▸ **Rows from a figure dataset**
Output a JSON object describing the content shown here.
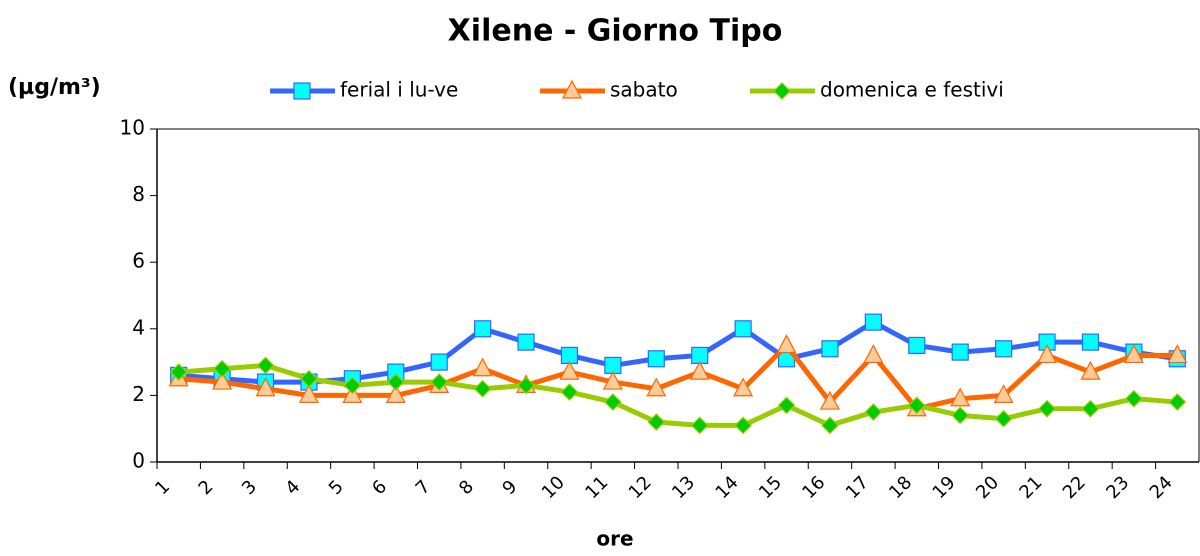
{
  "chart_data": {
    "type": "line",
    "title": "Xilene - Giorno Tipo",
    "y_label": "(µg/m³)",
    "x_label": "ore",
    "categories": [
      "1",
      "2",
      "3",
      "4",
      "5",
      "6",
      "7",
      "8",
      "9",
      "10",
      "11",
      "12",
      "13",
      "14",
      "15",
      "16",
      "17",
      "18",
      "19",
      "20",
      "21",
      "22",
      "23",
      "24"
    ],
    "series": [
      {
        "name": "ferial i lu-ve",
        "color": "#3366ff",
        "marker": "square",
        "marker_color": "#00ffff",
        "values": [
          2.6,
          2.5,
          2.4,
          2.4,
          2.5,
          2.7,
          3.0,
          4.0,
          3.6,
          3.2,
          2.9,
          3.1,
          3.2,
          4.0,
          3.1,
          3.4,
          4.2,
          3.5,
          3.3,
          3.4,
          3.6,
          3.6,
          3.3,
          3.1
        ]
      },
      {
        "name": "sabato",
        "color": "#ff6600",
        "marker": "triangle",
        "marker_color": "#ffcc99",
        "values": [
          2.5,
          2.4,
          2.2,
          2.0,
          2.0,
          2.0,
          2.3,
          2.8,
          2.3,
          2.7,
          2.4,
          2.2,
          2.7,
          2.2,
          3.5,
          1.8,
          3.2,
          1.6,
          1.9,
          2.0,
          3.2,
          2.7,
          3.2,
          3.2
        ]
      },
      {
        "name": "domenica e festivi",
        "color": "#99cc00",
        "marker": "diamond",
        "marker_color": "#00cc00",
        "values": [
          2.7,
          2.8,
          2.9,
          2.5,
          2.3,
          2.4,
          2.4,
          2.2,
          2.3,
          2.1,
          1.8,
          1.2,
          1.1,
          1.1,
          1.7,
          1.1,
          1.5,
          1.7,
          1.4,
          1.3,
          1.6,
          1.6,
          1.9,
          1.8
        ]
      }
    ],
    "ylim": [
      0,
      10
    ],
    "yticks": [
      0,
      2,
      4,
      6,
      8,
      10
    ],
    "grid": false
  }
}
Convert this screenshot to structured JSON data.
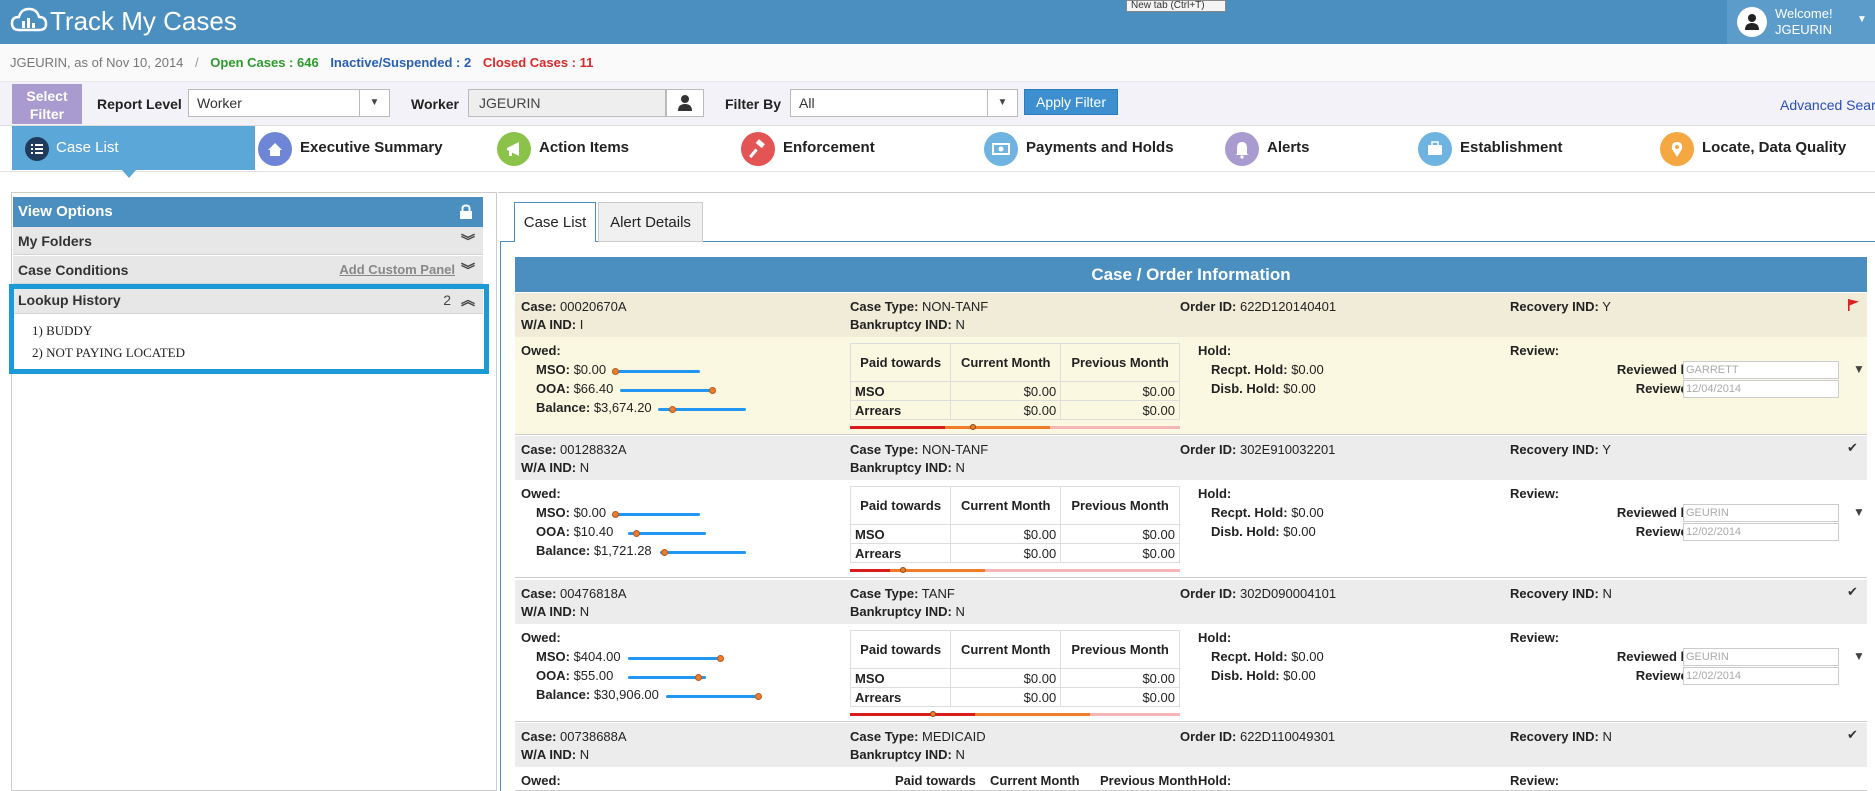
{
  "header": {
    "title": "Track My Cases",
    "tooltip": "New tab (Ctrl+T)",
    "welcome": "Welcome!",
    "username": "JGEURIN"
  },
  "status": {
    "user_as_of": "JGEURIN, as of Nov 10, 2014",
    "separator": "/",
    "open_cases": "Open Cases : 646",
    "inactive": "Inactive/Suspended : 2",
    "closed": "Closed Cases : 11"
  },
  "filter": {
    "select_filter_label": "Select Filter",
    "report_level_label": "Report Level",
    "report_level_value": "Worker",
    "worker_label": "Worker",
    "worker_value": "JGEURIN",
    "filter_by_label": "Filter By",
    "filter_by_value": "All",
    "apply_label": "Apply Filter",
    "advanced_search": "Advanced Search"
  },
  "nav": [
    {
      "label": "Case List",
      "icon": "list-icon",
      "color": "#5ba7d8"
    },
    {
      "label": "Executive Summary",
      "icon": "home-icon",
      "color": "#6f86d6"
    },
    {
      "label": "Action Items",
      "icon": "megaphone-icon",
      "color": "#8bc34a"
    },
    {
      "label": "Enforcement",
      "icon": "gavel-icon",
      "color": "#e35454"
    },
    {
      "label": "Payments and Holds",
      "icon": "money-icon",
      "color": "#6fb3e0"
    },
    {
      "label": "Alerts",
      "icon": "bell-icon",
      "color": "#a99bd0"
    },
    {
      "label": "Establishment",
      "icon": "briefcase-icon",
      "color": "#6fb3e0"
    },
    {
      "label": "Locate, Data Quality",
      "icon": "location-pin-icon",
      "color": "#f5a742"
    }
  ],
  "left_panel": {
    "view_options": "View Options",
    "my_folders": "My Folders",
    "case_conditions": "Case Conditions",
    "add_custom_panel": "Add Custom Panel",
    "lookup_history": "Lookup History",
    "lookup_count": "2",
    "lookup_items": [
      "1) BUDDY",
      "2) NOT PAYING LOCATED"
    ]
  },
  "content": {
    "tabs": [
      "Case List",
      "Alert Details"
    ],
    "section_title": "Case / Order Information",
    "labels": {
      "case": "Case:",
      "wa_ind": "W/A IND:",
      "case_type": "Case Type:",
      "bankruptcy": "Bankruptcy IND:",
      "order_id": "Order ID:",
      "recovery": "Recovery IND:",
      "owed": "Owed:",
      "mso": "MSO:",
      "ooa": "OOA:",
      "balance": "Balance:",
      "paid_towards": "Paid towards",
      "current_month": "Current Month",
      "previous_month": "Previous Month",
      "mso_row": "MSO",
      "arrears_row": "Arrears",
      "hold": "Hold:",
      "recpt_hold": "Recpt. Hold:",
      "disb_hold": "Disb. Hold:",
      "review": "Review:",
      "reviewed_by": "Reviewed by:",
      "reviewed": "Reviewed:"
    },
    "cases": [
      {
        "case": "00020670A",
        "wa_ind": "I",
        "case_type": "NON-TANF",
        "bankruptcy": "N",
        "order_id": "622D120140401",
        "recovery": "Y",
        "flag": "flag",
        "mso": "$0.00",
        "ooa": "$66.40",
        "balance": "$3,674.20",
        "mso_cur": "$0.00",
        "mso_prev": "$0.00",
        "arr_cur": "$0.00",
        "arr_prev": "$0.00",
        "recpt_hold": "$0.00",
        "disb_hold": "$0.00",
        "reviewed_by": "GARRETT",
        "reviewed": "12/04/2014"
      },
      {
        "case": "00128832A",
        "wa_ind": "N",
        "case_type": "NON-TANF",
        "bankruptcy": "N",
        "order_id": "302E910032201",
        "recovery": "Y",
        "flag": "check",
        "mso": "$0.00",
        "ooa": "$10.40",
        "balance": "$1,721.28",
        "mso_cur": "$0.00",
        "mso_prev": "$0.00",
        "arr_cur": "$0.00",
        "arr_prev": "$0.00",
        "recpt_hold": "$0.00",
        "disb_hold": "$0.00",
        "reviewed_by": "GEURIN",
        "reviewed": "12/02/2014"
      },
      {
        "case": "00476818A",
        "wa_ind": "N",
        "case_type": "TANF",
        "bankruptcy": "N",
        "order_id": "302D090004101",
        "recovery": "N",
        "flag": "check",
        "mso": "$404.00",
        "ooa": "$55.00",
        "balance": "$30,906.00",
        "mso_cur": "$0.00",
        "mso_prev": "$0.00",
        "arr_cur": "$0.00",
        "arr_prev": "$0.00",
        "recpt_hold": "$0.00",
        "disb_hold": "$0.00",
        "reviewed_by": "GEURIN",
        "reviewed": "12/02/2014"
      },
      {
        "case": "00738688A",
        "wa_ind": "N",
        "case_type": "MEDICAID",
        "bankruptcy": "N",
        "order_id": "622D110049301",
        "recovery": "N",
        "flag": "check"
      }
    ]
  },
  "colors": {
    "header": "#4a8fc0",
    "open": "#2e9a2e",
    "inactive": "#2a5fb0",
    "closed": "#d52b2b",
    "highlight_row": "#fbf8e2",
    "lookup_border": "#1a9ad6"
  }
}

▸ **WORK TO DO**
Print the entries above exactly, taking out only the pictures.

▸ **SOLVED PROBLEM**
Output a JSON object describing the content shown here.
{
  "chart_data": {
    "type": "line",
    "title": "Xilene - Giorno Tipo",
    "y_label": "(µg/m³)",
    "x_label": "ore",
    "categories": [
      "1",
      "2",
      "3",
      "4",
      "5",
      "6",
      "7",
      "8",
      "9",
      "10",
      "11",
      "12",
      "13",
      "14",
      "15",
      "16",
      "17",
      "18",
      "19",
      "20",
      "21",
      "22",
      "23",
      "24"
    ],
    "series": [
      {
        "name": "ferial i lu-ve",
        "color": "#3366ff",
        "marker": "square",
        "marker_color": "#00ffff",
        "values": [
          2.6,
          2.5,
          2.4,
          2.4,
          2.5,
          2.7,
          3.0,
          4.0,
          3.6,
          3.2,
          2.9,
          3.1,
          3.2,
          4.0,
          3.1,
          3.4,
          4.2,
          3.5,
          3.3,
          3.4,
          3.6,
          3.6,
          3.3,
          3.1
        ]
      },
      {
        "name": "sabato",
        "color": "#ff6600",
        "marker": "triangle",
        "marker_color": "#ffcc99",
        "values": [
          2.5,
          2.4,
          2.2,
          2.0,
          2.0,
          2.0,
          2.3,
          2.8,
          2.3,
          2.7,
          2.4,
          2.2,
          2.7,
          2.2,
          3.5,
          1.8,
          3.2,
          1.6,
          1.9,
          2.0,
          3.2,
          2.7,
          3.2,
          3.2
        ]
      },
      {
        "name": "domenica e festivi",
        "color": "#99cc00",
        "marker": "diamond",
        "marker_color": "#00cc00",
        "values": [
          2.7,
          2.8,
          2.9,
          2.5,
          2.3,
          2.4,
          2.4,
          2.2,
          2.3,
          2.1,
          1.8,
          1.2,
          1.1,
          1.1,
          1.7,
          1.1,
          1.5,
          1.7,
          1.4,
          1.3,
          1.6,
          1.6,
          1.9,
          1.8
        ]
      }
    ],
    "ylim": [
      0,
      10
    ],
    "yticks": [
      0,
      2,
      4,
      6,
      8,
      10
    ],
    "grid": false
  }
}
Convert this screenshot to structured JSON data.
{
  "header": {
    "title": "Track My Cases",
    "tooltip": "New tab (Ctrl+T)",
    "welcome": "Welcome!",
    "username": "JGEURIN"
  },
  "status": {
    "user_as_of": "JGEURIN, as of Nov 10, 2014",
    "separator": "/",
    "open_cases": "Open Cases : 646",
    "inactive": "Inactive/Suspended : 2",
    "closed": "Closed Cases : 11"
  },
  "filter": {
    "select_filter_label": "Select Filter",
    "report_level_label": "Report Level",
    "report_level_value": "Worker",
    "worker_label": "Worker",
    "worker_value": "JGEURIN",
    "filter_by_label": "Filter By",
    "filter_by_value": "All",
    "apply_label": "Apply Filter",
    "advanced_search": "Advanced Search"
  },
  "nav": [
    {
      "label": "Case List",
      "icon": "list-icon",
      "color": "#5ba7d8"
    },
    {
      "label": "Executive Summary",
      "icon": "home-icon",
      "color": "#6f86d6"
    },
    {
      "label": "Action Items",
      "icon": "megaphone-icon",
      "color": "#8bc34a"
    },
    {
      "label": "Enforcement",
      "icon": "gavel-icon",
      "color": "#e35454"
    },
    {
      "label": "Payments and Holds",
      "icon": "money-icon",
      "color": "#6fb3e0"
    },
    {
      "label": "Alerts",
      "icon": "bell-icon",
      "color": "#a99bd0"
    },
    {
      "label": "Establishment",
      "icon": "briefcase-icon",
      "color": "#6fb3e0"
    },
    {
      "label": "Locate, Data Quality",
      "icon": "location-pin-icon",
      "color": "#f5a742"
    }
  ],
  "left_panel": {
    "view_options": "View Options",
    "my_folders": "My Folders",
    "case_conditions": "Case Conditions",
    "add_custom_panel": "Add Custom Panel",
    "lookup_history": "Lookup History",
    "lookup_count": "2",
    "lookup_items": [
      "1) BUDDY",
      "2) NOT PAYING LOCATED"
    ]
  },
  "content": {
    "tabs": [
      "Case List",
      "Alert Details"
    ],
    "section_title": "Case / Order Information",
    "labels": {
      "case": "Case:",
      "wa_ind": "W/A IND:",
      "case_type": "Case Type:",
      "bankruptcy": "Bankruptcy IND:",
      "order_id": "Order ID:",
      "recovery": "Recovery IND:",
      "owed": "Owed:",
      "mso": "MSO:",
      "ooa": "OOA:",
      "balance": "Balance:",
      "paid_towards": "Paid towards",
      "current_month": "Current Month",
      "previous_month": "Previous Month",
      "mso_row": "MSO",
      "arrears_row": "Arrears",
      "hold": "Hold:",
      "recpt_hold": "Recpt. Hold:",
      "disb_hold": "Disb. Hold:",
      "review": "Review:",
      "reviewed_by": "Reviewed by:",
      "reviewed": "Reviewed:"
    },
    "cases": [
      {
        "case": "00020670A",
        "wa_ind": "I",
        "case_type": "NON-TANF",
        "bankruptcy": "N",
        "order_id": "622D120140401",
        "recovery": "Y",
        "flag": "flag",
        "mso": "$0.00",
        "ooa": "$66.40",
        "balance": "$3,674.20",
        "mso_cur": "$0.00",
        "mso_prev": "$0.00",
        "arr_cur": "$0.00",
        "arr_prev": "$0.00",
        "recpt_hold": "$0.00",
        "disb_hold": "$0.00",
        "reviewed_by": "GARRETT",
        "reviewed": "12/04/2014"
      },
      {
        "case": "00128832A",
        "wa_ind": "N",
        "case_type": "NON-TANF",
        "bankruptcy": "N",
        "order_id": "302E910032201",
        "recovery": "Y",
        "flag": "check",
        "mso": "$0.00",
        "ooa": "$10.40",
        "balance": "$1,721.28",
        "mso_cur": "$0.00",
        "mso_prev": "$0.00",
        "arr_cur": "$0.00",
        "arr_prev": "$0.00",
        "recpt_hold": "$0.00",
        "disb_hold": "$0.00",
        "reviewed_by": "GEURIN",
        "reviewed": "12/02/2014"
      },
      {
        "case": "00476818A",
        "wa_ind": "N",
        "case_type": "TANF",
        "bankruptcy": "N",
        "order_id": "302D090004101",
        "recovery": "N",
        "flag": "check",
        "mso": "$404.00",
        "ooa": "$55.00",
        "balance": "$30,906.00",
        "mso_cur": "$0.00",
        "mso_prev": "$0.00",
        "arr_cur": "$0.00",
        "arr_prev": "$0.00",
        "recpt_hold": "$0.00",
        "disb_hold": "$0.00",
        "reviewed_by": "GEURIN",
        "reviewed": "12/02/2014"
      },
      {
        "case": "00738688A",
        "wa_ind": "N",
        "case_type": "MEDICAID",
        "bankruptcy": "N",
        "order_id": "622D110049301",
        "recovery": "N",
        "flag": "check"
      }
    ]
  },
  "colors": {
    "header": "#4a8fc0",
    "open": "#2e9a2e",
    "inactive": "#2a5fb0",
    "closed": "#d52b2b",
    "highlight_row": "#fbf8e2",
    "lookup_border": "#1a9ad6"
  }
}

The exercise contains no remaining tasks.